## TEXTO PROPORCIONADO
----------

En esta medida las religiones son transhistóricas en el sentido de que pueden perfectamente sobrevivir a las condiciones sociales que determinaron su nacimiento.
En estas condiciones hacer del cristianismo, del islam o del confucianismo la ideología de la feudalidad o del modo tributario, por ejemplo, parece un error fundamental. Pueden serlo o haberlo sido en una interpretación particular que efectivamente se les ha dado; pero pueden también funcionar como ideología del capitalismo, como el cristianismo efectivamente pasó a serlo en una interpretación nueva de su misión.
En este dominio, el eurocentrismo implica una teleología, a saber, que toda la historia de Europa preparaba necesariamente el nacimiento del capitalismo en la medida en que el cristianismo, considerado como religión europea, supuestamente fue más favorable que las demás religiones a la aparición del individuo y al ejercicio de su capacidad de dominar la naturaleza. En contraste, se pretende entonces que el islam o el hinduismo o el confucianismo, por ejemplo, constituyen obstáculos al cambio social implicado por el capitalismo. Se niega pues su plasticidad en este dominio, ya sea que se le reserve al cristianismo, o hasta que se considere que este último llevaba en sí desde el origen los gérmenes de la progresión capitalista.

----------

## TAREAS PENDIENTES
1. Responde estas preguntas sobre el texto acerca de las religiones y el capitalismo:
(a) ¿A qué pueden sobrevivir perfectamente las religiones?
(b) ¿Qué religión, según el texto, pasó efectivamente a ser ideología del capitalismo en una interpretación nueva de su misión?
(c) ¿Qué implica el eurocentrismo en este dominio?
2. Continúa el texto sobre las religiones y el capitalismo a partir de su última oración.

## Listados de regiones anotadas

----------

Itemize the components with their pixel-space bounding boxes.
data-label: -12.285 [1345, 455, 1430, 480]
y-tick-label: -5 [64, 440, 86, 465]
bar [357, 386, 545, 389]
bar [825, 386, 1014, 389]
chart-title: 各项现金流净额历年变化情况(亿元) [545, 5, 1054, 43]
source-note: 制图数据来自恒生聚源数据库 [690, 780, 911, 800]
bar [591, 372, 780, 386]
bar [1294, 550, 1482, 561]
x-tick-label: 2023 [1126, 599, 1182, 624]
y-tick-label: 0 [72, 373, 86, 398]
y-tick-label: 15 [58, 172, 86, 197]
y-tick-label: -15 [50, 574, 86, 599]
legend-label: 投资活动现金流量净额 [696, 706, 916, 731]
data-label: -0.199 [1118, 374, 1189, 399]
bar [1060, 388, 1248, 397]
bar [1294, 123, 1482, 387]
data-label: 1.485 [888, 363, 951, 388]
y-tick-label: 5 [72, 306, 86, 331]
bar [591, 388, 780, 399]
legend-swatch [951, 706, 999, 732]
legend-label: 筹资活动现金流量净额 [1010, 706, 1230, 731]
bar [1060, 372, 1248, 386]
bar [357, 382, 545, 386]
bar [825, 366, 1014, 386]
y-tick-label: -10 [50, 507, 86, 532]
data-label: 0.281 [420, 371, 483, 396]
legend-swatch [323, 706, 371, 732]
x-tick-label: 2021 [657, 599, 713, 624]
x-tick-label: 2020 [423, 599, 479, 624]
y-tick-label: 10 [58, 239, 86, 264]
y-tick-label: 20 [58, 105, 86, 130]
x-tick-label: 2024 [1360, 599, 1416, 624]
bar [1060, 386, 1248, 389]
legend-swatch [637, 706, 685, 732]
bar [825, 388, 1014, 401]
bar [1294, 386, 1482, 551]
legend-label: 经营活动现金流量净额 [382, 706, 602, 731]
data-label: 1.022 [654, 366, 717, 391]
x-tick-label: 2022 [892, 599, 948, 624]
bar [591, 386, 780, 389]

----------

## RESPUESTAS
1.
(a) A las condiciones sociales que determinaron su nacimiento.
(b) El cristianismo.
(c) Una teleología: que toda la historia de Europa preparaba necesariamente el nacimiento del capitalismo.

2.
Es preciso volver a colocar en ese marco de análisis la revolución que ha realizado el cristianismo, que no se podría calificar como “revolución burguesa”. Desde luego respondiendo a una necesidad de cuestionamiento metafísico, la fe religiosa trasciende los sistemas sociales. Sin embargo la religión es también y en forma simultánea el producto social concreto de las condiciones que determinaron su constitución. Las fuerzas del progreso que aceptan y hasta exigen el cambio social ponen el acento —cuando les preocupe salvar la fe— en el primero de estos aspectos y relativizan el segundo mediante la libre interpretación de los textos. El cristianismo, enfrentado al nacimiento del pensamiento moderno, hizo esta revolución. Se separó de la escolástica medieval.
De hecho, la formación de la ideología del capitalismo ha pasado por diferentes etapas: la primera fue la adaptación del cristianismo, notablemente con la Reforma. Pero ese momento no representó más que una primera etapa, limitada a ciertas zonas del área cultural europea. Dado que el desarrollo del capitalismo fue precoz en Inglaterra la revolución burguesa revistió allí una forma religiosa, por tanto particularmente alienada. Dueña del mundo real, la burguesía inglesa no sintió la necesidad de desarrollar una filosofía; podía conformarse con un empirismo que correspondía al materialismo grosero, suficiente para asegurar el desarrollo de las fuerzas productivas. El desarrollo de la economía política inglesa, alienada, tenía como contrapartida este empirismo que hacía las veces de filosofía. Sin embargo el protestantismo no cumplió las mismas funciones en el continente europeo, debido a que el desarrollo del capitalismo no estaba suficientemente maduro. La segunda ola de la formación de la ideología capitalista se expresó pues más directamente en términos filosóficos y políticos. Así pues, ni el protestantismo ni el catolicismo aparecen como la ideología específica del capitalismo.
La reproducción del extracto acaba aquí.